Written problem ▸ Repeat each line of the data below without any changes.

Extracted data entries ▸

== == ==

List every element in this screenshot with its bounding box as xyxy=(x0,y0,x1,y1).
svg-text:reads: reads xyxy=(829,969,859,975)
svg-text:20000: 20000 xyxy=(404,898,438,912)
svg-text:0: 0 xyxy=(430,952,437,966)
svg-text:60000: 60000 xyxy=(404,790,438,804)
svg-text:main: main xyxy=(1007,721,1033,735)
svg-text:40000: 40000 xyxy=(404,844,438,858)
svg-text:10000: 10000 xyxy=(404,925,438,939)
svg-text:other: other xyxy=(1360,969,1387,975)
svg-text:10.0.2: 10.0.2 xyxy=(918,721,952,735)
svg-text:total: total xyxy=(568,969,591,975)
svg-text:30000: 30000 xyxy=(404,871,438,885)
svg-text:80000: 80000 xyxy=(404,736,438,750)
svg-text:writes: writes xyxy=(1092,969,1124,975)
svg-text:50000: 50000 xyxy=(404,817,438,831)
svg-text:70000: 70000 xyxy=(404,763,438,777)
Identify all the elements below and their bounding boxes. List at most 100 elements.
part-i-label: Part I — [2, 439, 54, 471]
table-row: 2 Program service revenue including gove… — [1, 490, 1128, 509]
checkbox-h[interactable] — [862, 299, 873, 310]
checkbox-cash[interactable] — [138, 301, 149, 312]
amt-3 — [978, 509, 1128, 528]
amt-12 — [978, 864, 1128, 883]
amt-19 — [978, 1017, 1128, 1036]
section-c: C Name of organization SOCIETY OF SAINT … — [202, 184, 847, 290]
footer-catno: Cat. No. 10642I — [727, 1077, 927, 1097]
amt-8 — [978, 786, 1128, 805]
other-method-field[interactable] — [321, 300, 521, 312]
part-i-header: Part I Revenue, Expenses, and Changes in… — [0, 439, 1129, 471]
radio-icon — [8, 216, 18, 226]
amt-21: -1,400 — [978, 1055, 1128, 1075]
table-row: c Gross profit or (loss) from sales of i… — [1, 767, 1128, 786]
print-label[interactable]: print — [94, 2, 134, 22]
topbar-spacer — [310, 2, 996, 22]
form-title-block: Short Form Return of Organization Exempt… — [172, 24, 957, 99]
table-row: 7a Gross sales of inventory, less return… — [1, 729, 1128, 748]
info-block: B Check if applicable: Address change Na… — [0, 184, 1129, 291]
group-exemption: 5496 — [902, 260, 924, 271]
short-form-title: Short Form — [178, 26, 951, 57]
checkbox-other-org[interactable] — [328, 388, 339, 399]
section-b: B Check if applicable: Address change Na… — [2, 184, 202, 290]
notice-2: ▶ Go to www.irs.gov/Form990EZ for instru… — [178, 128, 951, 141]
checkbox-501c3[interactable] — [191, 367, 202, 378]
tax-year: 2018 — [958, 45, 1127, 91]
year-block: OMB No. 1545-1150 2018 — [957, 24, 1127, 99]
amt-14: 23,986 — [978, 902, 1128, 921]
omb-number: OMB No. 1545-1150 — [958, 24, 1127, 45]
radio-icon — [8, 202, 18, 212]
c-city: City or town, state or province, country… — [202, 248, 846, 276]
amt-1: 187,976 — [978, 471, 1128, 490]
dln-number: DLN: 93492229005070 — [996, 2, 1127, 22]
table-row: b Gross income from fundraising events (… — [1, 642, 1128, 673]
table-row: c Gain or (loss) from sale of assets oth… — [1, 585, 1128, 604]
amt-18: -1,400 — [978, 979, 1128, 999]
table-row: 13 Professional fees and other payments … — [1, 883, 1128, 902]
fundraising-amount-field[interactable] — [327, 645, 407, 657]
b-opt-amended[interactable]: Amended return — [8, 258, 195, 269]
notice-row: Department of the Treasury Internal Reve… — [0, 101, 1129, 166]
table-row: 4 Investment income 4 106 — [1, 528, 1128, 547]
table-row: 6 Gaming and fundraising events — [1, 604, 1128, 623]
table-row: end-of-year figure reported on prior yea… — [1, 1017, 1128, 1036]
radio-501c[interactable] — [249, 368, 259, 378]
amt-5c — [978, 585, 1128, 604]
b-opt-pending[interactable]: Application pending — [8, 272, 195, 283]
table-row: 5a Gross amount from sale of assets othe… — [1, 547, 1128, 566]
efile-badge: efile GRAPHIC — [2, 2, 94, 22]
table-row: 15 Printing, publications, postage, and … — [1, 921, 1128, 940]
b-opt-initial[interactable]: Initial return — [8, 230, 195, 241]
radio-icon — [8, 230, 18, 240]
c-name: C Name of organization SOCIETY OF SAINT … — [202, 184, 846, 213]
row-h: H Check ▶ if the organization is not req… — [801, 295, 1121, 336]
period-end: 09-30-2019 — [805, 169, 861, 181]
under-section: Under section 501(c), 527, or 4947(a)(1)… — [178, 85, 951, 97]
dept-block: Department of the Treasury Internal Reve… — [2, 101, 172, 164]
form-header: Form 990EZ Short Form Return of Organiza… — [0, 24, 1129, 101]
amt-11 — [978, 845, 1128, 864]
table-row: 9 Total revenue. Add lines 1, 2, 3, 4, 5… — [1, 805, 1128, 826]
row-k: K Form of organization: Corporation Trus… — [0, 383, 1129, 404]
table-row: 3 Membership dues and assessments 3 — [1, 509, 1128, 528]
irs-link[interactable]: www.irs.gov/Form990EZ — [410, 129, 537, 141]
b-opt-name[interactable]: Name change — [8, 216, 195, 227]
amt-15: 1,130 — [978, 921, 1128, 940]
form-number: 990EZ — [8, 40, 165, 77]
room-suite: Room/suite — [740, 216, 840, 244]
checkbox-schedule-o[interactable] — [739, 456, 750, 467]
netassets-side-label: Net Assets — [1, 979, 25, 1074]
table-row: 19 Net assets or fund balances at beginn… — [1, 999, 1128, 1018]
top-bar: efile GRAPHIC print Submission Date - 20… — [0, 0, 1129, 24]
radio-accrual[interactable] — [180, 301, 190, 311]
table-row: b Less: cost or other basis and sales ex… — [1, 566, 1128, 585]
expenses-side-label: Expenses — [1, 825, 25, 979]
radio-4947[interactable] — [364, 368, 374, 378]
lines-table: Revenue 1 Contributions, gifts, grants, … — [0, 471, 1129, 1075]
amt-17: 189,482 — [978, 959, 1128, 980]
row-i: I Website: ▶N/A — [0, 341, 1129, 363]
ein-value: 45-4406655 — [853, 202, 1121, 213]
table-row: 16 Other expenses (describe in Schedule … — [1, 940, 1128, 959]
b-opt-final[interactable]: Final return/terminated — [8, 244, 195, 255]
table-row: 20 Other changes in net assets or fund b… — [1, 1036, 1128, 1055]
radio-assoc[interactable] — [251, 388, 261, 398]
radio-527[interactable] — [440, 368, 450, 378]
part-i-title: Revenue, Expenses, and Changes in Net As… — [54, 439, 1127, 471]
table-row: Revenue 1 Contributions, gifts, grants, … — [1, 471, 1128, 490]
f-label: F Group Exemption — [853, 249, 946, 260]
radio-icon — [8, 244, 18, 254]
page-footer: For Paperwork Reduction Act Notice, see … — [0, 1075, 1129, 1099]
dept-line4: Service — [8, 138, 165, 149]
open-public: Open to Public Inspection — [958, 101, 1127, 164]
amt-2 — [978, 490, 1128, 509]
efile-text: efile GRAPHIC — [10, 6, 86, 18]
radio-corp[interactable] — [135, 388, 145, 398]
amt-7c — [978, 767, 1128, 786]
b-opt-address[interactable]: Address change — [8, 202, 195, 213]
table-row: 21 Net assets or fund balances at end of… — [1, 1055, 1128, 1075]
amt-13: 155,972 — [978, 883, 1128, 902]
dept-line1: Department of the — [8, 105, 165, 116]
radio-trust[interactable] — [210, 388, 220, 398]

== == ==

Answer for this exercise ▸
List every element in this screenshot with its bounding box as xyxy=(x0,y0,x1,y1).
svg-text:reads: reads xyxy=(829,969,859,975)
svg-text:20000: 20000 xyxy=(404,898,438,912)
svg-text:0: 0 xyxy=(430,952,437,966)
svg-text:60000: 60000 xyxy=(404,790,438,804)
svg-text:main: main xyxy=(1007,721,1033,735)
svg-text:40000: 40000 xyxy=(404,844,438,858)
svg-text:10000: 10000 xyxy=(404,925,438,939)
svg-text:other: other xyxy=(1360,969,1387,975)
svg-text:10.0.2: 10.0.2 xyxy=(918,721,952,735)
svg-text:total: total xyxy=(568,969,591,975)
svg-text:30000: 30000 xyxy=(404,871,438,885)
svg-text:80000: 80000 xyxy=(404,736,438,750)
svg-text:writes: writes xyxy=(1092,969,1124,975)
svg-text:50000: 50000 xyxy=(404,817,438,831)
svg-text:70000: 70000 xyxy=(404,763,438,777)
Identify all the elements below and their bounding boxes. List at most 100 elements.
part-i-label: Part I — [2, 439, 54, 471]
table-row: 2 Program service revenue including gove… — [1, 490, 1128, 509]
checkbox-h[interactable] — [862, 299, 873, 310]
checkbox-cash[interactable] — [138, 301, 149, 312]
amt-3 — [978, 509, 1128, 528]
amt-12 — [978, 864, 1128, 883]
amt-19 — [978, 1017, 1128, 1036]
section-c: C Name of organization SOCIETY OF SAINT … — [202, 184, 847, 290]
footer-catno: Cat. No. 10642I — [727, 1077, 927, 1097]
amt-8 — [978, 786, 1128, 805]
other-method-field[interactable] — [321, 300, 521, 312]
part-i-header: Part I Revenue, Expenses, and Changes in… — [0, 439, 1129, 471]
radio-icon — [8, 216, 18, 226]
amt-21: -1,400 — [978, 1055, 1128, 1075]
table-row: c Gross profit or (loss) from sales of i… — [1, 767, 1128, 786]
print-label[interactable]: print — [94, 2, 134, 22]
topbar-spacer — [310, 2, 996, 22]
form-title-block: Short Form Return of Organization Exempt… — [172, 24, 957, 99]
table-row: 7a Gross sales of inventory, less return… — [1, 729, 1128, 748]
info-block: B Check if applicable: Address change Na… — [0, 184, 1129, 291]
group-exemption: 5496 — [902, 260, 924, 271]
short-form-title: Short Form — [178, 26, 951, 57]
checkbox-other-org[interactable] — [328, 388, 339, 399]
section-b: B Check if applicable: Address change Na… — [2, 184, 202, 290]
notice-2: ▶ Go to www.irs.gov/Form990EZ for instru… — [178, 128, 951, 141]
checkbox-501c3[interactable] — [191, 367, 202, 378]
tax-year: 2018 — [958, 45, 1127, 91]
year-block: OMB No. 1545-1150 2018 — [957, 24, 1127, 99]
amt-14: 23,986 — [978, 902, 1128, 921]
omb-number: OMB No. 1545-1150 — [958, 24, 1127, 45]
radio-icon — [8, 202, 18, 212]
c-city: City or town, state or province, country… — [202, 248, 846, 276]
amt-1: 187,976 — [978, 471, 1128, 490]
dln-number: DLN: 93492229005070 — [996, 2, 1127, 22]
table-row: b Gross income from fundraising events (… — [1, 642, 1128, 673]
table-row: c Gain or (loss) from sale of assets oth… — [1, 585, 1128, 604]
amt-18: -1,400 — [978, 979, 1128, 999]
table-row: 13 Professional fees and other payments … — [1, 883, 1128, 902]
fundraising-amount-field[interactable] — [327, 645, 407, 657]
b-opt-amended[interactable]: Amended return — [8, 258, 195, 269]
notice-row: Department of the Treasury Internal Reve… — [0, 101, 1129, 166]
table-row: 4 Investment income 4 106 — [1, 528, 1128, 547]
table-row: 6 Gaming and fundraising events — [1, 604, 1128, 623]
table-row: end-of-year figure reported on prior yea… — [1, 1017, 1128, 1036]
radio-501c[interactable] — [249, 368, 259, 378]
amt-5c — [978, 585, 1128, 604]
b-opt-pending[interactable]: Application pending — [8, 272, 195, 283]
table-row: 5a Gross amount from sale of assets othe… — [1, 547, 1128, 566]
efile-badge: efile GRAPHIC — [2, 2, 94, 22]
table-row: 15 Printing, publications, postage, and … — [1, 921, 1128, 940]
b-opt-initial[interactable]: Initial return — [8, 230, 195, 241]
radio-icon — [8, 230, 18, 240]
c-name: C Name of organization SOCIETY OF SAINT … — [202, 184, 846, 213]
row-h: H Check ▶ if the organization is not req… — [801, 295, 1121, 336]
period-end: 09-30-2019 — [805, 169, 861, 181]
under-section: Under section 501(c), 527, or 4947(a)(1)… — [178, 85, 951, 97]
dept-block: Department of the Treasury Internal Reve… — [2, 101, 172, 164]
form-header: Form 990EZ Short Form Return of Organiza… — [0, 24, 1129, 101]
amt-11 — [978, 845, 1128, 864]
table-row: 9 Total revenue. Add lines 1, 2, 3, 4, 5… — [1, 805, 1128, 826]
row-k: K Form of organization: Corporation Trus… — [0, 383, 1129, 404]
table-row: 3 Membership dues and assessments 3 — [1, 509, 1128, 528]
irs-link[interactable]: www.irs.gov/Form990EZ — [410, 129, 537, 141]
b-opt-name[interactable]: Name change — [8, 216, 195, 227]
amt-15: 1,130 — [978, 921, 1128, 940]
form-number: 990EZ — [8, 40, 165, 77]
room-suite: Room/suite — [740, 216, 840, 244]
checkbox-schedule-o[interactable] — [739, 456, 750, 467]
netassets-side-label: Net Assets — [1, 979, 25, 1074]
table-row: 19 Net assets or fund balances at beginn… — [1, 999, 1128, 1018]
top-bar: efile GRAPHIC print Submission Date - 20… — [0, 0, 1129, 24]
radio-accrual[interactable] — [180, 301, 190, 311]
table-row: b Less: cost or other basis and sales ex… — [1, 566, 1128, 585]
expenses-side-label: Expenses — [1, 825, 25, 979]
radio-4947[interactable] — [364, 368, 374, 378]
lines-table: Revenue 1 Contributions, gifts, grants, … — [0, 471, 1129, 1075]
amt-17: 189,482 — [978, 959, 1128, 980]
row-i: I Website: ▶N/A — [0, 341, 1129, 363]
ein-value: 45-4406655 — [853, 202, 1121, 213]
table-row: 16 Other expenses (describe in Schedule … — [1, 940, 1128, 959]
b-opt-final[interactable]: Final return/terminated — [8, 244, 195, 255]
table-row: 20 Other changes in net assets or fund b… — [1, 1036, 1128, 1055]
radio-assoc[interactable] — [251, 388, 261, 398]
radio-527[interactable] — [440, 368, 450, 378]
part-i-title: Revenue, Expenses, and Changes in Net As… — [54, 439, 1127, 471]
table-row: Revenue 1 Contributions, gifts, grants, … — [1, 471, 1128, 490]
f-label: F Group Exemption — [853, 249, 946, 260]
radio-icon — [8, 244, 18, 254]
page-footer: For Paperwork Reduction Act Notice, see … — [0, 1075, 1129, 1099]
dept-line4: Service — [8, 138, 165, 149]
open-public: Open to Public Inspection — [958, 101, 1127, 164]
amt-2 — [978, 490, 1128, 509]
efile-text: efile GRAPHIC — [10, 6, 86, 18]
radio-corp[interactable] — [135, 388, 145, 398]
amt-7c — [978, 767, 1128, 786]
b-opt-address[interactable]: Address change — [8, 202, 195, 213]
table-row: 21 Net assets or fund balances at end of… — [1, 1055, 1128, 1075]
amt-13: 155,972 — [978, 883, 1128, 902]
dept-line1: Department of the — [8, 105, 165, 116]
radio-trust[interactable] — [210, 388, 220, 398]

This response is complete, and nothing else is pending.